Task instructions →
Look for the word "στην" in the entries below, then copy every line that has it.

Input data →
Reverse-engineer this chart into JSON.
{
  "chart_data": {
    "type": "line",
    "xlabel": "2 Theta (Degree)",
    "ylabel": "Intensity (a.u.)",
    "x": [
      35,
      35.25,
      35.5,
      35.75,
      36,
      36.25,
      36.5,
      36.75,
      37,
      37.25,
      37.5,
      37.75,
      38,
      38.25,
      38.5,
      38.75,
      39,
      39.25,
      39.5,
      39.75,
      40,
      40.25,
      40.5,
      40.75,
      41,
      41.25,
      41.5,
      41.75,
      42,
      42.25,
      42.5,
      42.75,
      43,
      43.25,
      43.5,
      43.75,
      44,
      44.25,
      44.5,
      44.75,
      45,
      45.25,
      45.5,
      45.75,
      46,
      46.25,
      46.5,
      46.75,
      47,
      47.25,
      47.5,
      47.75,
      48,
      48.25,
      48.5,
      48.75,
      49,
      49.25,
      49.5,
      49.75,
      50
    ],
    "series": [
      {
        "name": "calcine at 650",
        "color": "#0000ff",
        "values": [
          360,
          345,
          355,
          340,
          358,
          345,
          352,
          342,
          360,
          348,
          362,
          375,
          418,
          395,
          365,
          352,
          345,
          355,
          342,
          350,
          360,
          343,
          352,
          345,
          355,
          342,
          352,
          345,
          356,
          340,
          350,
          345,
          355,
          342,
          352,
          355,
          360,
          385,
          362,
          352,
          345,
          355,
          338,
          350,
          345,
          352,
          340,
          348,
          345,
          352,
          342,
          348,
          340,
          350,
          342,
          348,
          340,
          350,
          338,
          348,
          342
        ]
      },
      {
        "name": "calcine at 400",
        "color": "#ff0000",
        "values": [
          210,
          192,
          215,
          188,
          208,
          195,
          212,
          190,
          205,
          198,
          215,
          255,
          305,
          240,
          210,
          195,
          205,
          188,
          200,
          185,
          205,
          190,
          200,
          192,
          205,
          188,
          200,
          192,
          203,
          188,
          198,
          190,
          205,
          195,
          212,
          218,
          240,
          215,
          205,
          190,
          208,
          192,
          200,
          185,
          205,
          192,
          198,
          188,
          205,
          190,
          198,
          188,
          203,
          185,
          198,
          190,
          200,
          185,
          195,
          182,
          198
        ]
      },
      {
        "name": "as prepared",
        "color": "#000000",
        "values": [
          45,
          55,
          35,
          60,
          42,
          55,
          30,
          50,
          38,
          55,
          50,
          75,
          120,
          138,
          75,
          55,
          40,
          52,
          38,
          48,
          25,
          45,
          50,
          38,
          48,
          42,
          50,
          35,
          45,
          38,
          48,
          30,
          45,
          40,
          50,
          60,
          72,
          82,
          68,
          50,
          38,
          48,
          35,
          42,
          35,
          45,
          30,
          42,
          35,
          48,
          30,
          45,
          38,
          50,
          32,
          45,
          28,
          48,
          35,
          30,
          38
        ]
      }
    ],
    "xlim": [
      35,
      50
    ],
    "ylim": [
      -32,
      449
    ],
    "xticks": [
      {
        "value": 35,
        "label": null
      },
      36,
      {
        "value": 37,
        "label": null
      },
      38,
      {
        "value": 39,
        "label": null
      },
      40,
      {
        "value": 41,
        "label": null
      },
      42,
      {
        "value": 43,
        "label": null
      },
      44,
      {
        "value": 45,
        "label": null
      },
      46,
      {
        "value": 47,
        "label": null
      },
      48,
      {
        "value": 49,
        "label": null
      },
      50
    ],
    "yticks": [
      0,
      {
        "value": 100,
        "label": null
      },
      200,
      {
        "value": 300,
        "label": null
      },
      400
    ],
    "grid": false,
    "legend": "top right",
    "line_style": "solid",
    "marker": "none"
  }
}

--

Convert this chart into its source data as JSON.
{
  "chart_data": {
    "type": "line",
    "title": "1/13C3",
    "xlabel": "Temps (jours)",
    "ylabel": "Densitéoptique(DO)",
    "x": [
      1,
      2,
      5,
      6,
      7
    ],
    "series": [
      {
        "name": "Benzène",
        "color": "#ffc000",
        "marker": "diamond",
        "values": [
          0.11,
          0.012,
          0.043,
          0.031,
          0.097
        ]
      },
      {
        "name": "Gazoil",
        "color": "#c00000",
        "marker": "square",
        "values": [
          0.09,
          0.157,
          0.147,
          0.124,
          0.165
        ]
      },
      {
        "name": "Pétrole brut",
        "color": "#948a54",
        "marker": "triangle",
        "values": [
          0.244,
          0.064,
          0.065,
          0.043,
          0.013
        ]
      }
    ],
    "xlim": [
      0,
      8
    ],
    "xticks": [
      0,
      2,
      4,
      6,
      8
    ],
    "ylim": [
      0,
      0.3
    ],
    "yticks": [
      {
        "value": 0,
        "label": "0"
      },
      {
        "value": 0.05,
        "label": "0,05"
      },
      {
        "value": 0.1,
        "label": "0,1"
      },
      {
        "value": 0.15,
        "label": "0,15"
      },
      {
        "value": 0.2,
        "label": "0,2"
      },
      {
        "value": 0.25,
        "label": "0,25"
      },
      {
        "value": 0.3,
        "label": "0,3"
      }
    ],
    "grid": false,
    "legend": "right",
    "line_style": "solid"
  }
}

...

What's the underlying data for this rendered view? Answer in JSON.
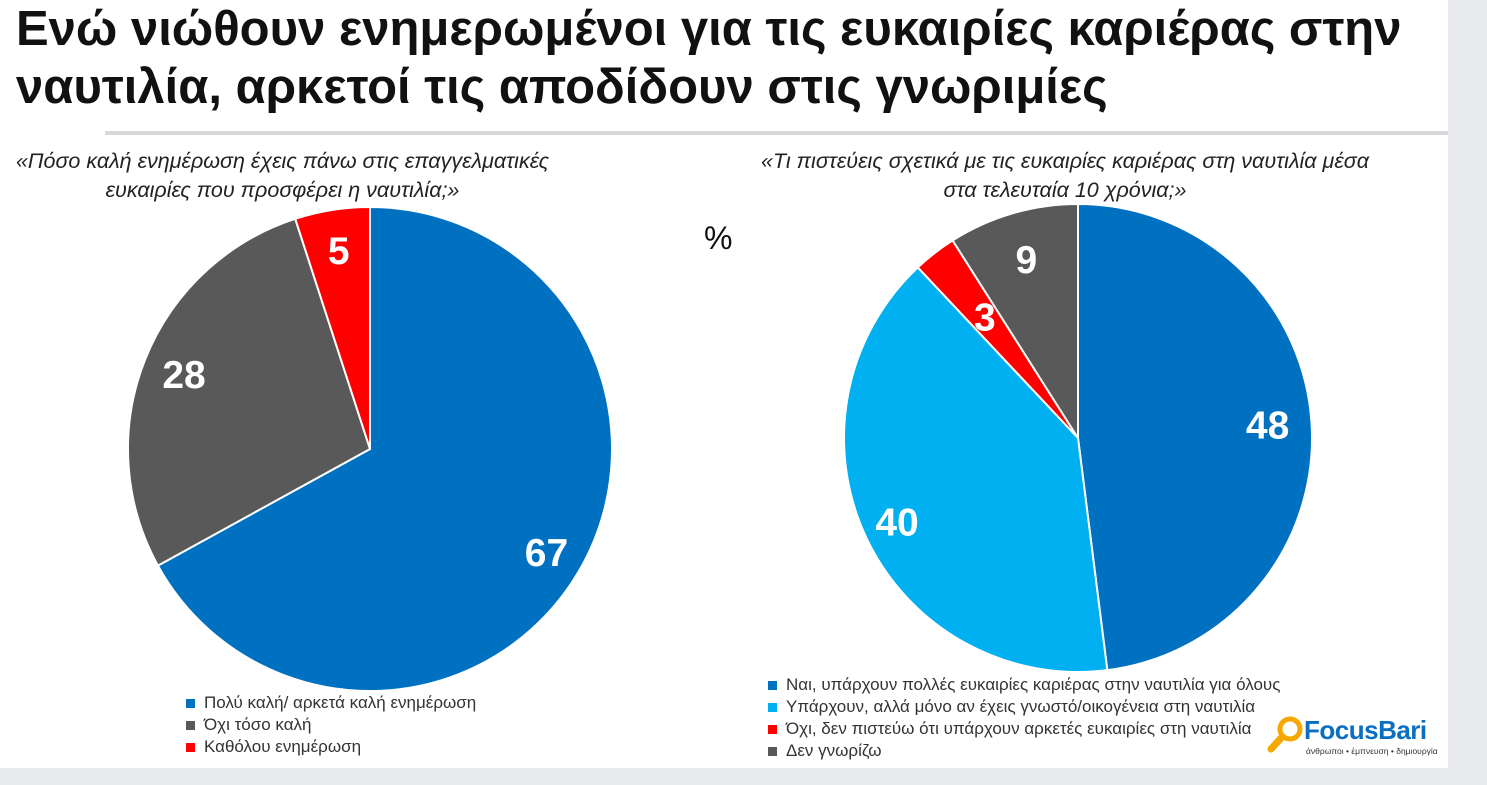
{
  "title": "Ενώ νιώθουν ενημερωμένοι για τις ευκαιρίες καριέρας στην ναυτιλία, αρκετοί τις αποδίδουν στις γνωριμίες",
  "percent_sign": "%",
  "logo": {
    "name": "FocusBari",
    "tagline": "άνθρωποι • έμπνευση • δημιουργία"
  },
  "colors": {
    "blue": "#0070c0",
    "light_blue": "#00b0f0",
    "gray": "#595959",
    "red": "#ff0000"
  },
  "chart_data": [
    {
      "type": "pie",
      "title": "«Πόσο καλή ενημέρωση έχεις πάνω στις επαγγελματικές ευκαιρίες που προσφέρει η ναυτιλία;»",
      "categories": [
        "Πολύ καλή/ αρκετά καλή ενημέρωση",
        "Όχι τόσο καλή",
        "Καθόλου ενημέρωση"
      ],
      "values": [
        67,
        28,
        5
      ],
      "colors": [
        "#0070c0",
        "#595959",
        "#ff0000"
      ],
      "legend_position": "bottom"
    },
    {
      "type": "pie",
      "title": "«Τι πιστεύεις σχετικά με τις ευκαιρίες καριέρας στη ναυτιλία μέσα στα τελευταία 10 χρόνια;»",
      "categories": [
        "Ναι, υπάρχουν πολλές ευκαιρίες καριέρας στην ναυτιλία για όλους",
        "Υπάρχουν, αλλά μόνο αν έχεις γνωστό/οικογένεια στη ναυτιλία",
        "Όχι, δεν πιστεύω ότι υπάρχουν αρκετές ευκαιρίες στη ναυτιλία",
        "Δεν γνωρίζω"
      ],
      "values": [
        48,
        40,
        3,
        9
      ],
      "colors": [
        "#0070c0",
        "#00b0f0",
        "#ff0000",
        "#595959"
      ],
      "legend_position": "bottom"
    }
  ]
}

Result →
  "title": "Ενώ νιώθουν ενημερωμένοι για τις ευκαιρίες καριέρας στην ναυτιλία, αρκετοί τις αποδίδουν στις γνωριμίες",
        "Ναι, υπάρχουν πολλές ευκαιρίες καριέρας στην ναυτιλία για όλους",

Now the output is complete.